Show every line of the records below that contains the word "BEST".

-------- Given data

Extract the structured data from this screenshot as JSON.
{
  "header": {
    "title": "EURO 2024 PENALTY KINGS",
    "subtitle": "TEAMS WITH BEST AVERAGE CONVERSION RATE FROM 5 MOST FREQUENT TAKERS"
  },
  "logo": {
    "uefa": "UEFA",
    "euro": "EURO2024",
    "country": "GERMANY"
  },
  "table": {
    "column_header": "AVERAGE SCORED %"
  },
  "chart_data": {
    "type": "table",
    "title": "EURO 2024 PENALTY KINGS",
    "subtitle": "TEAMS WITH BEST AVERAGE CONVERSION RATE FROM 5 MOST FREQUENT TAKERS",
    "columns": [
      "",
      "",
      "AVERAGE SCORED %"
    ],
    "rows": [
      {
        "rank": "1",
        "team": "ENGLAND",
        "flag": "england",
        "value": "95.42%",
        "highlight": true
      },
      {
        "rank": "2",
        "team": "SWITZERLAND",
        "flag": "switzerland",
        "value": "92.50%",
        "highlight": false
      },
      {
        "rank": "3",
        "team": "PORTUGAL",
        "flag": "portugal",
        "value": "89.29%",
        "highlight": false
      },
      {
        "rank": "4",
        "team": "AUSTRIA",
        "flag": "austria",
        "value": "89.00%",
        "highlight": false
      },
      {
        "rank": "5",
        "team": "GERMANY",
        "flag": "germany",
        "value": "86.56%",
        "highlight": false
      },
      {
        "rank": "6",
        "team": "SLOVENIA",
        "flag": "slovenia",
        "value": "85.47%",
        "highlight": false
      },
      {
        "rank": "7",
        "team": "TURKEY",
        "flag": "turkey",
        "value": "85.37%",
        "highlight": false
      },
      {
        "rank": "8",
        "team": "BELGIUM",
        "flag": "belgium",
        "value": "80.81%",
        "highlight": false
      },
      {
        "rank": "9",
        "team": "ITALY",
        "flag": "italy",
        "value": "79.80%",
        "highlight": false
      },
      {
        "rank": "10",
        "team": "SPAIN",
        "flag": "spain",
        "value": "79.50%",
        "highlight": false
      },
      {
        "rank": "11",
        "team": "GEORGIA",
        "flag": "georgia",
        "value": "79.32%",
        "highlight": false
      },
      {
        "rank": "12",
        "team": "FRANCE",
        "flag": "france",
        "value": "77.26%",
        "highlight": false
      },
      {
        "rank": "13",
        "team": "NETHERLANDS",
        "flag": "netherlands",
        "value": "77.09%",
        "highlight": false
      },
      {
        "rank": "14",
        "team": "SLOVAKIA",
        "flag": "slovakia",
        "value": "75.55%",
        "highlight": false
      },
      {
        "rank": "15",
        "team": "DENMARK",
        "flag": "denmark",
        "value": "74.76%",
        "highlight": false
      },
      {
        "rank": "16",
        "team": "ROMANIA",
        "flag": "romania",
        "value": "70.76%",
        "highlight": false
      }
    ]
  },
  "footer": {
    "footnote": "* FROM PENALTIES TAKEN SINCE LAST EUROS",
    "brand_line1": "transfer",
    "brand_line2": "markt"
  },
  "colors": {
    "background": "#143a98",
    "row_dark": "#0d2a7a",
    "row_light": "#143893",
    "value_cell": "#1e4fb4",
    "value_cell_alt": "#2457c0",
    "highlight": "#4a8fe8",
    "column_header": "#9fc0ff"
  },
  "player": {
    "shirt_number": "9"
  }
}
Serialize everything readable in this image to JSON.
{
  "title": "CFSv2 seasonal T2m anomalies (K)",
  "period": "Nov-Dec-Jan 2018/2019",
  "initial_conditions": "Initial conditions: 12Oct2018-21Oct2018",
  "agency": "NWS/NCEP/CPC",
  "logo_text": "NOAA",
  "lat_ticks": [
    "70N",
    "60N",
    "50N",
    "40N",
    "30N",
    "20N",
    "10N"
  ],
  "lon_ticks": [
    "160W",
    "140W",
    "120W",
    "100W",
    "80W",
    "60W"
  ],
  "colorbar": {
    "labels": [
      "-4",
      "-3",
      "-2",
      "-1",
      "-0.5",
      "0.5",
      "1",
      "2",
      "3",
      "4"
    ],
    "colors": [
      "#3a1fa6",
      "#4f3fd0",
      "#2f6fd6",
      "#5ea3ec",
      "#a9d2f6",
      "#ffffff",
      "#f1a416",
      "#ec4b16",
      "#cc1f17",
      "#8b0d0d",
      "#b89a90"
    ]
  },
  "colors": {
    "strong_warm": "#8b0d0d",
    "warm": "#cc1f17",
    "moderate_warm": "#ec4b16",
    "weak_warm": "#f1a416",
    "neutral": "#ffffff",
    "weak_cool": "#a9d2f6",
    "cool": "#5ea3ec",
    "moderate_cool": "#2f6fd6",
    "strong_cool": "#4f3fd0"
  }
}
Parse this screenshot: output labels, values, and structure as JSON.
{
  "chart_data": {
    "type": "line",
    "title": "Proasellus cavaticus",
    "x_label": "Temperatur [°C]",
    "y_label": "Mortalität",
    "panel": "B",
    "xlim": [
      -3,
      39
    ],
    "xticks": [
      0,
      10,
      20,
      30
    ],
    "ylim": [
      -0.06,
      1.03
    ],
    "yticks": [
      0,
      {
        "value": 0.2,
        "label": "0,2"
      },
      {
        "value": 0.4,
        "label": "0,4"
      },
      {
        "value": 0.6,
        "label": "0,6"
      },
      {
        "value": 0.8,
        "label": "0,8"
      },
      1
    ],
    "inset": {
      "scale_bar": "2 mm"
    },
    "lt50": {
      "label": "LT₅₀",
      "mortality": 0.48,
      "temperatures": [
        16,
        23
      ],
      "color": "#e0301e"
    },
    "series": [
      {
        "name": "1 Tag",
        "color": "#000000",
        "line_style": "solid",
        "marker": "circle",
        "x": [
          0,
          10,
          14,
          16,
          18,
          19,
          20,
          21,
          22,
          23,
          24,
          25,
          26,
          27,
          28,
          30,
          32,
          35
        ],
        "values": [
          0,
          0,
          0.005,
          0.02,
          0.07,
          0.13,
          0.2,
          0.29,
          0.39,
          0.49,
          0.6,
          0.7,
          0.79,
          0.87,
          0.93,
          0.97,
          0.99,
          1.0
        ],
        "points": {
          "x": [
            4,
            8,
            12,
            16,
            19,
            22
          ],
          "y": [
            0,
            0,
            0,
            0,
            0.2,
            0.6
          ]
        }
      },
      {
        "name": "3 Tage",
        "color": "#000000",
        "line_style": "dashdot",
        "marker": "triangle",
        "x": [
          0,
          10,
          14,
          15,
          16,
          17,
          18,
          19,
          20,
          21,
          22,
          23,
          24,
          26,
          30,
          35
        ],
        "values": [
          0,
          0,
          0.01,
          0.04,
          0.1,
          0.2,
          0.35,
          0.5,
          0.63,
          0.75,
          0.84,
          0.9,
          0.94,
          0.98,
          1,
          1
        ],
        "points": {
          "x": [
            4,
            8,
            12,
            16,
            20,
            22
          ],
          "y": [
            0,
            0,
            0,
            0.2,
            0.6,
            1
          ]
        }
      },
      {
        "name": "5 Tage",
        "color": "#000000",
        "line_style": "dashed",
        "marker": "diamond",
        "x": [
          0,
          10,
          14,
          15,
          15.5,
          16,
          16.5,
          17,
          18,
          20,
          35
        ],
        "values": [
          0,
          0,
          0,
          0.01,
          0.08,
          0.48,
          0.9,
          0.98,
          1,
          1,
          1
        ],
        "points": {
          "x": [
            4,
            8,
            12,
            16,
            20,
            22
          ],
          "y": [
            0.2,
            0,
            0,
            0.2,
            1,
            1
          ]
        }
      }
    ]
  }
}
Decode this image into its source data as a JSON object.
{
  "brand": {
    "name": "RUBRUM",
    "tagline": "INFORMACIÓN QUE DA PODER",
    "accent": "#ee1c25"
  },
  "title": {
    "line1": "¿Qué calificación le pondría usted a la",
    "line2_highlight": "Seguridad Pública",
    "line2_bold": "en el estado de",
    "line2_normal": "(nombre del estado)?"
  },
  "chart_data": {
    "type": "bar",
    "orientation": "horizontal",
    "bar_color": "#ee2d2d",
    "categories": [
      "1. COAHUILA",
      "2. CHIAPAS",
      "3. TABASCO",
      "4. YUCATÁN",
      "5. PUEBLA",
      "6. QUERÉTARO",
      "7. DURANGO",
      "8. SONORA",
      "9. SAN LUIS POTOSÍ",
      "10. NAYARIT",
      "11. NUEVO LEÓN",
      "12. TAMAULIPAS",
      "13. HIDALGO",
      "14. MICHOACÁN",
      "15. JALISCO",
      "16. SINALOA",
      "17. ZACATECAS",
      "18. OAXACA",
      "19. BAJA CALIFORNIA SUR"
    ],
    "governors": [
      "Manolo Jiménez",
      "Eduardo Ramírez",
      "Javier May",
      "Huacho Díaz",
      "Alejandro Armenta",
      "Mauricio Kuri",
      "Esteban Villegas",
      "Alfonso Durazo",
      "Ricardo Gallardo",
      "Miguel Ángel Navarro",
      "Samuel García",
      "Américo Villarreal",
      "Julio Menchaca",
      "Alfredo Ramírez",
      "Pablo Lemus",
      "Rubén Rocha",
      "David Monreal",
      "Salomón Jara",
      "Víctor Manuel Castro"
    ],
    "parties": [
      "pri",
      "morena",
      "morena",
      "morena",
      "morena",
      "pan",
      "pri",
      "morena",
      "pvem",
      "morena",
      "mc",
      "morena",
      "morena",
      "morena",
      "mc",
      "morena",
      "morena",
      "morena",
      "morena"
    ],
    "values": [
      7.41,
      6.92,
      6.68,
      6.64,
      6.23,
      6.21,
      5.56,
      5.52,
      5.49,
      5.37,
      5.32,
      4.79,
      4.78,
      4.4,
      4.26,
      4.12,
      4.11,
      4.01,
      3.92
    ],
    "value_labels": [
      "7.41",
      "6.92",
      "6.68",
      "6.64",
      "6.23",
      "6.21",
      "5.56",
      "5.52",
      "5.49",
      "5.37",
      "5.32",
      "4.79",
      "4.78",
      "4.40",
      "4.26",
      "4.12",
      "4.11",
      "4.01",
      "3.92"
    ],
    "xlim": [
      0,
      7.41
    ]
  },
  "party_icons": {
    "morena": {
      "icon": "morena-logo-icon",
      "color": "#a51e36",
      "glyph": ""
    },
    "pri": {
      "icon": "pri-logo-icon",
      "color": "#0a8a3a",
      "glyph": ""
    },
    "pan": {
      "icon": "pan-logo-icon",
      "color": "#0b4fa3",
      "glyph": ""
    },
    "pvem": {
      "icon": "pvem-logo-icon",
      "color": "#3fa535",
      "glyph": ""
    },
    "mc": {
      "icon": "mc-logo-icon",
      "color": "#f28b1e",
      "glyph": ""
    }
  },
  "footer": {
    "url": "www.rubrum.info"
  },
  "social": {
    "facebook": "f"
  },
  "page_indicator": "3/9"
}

----------------

### [Worked answer]
    "subtitle": "TEAMS WITH BEST AVERAGE CONVERSION RATE FROM 5 MOST FREQUENT TAKERS"
    "subtitle": "TEAMS WITH BEST AVERAGE CONVERSION RATE FROM 5 MOST FREQUENT TAKERS",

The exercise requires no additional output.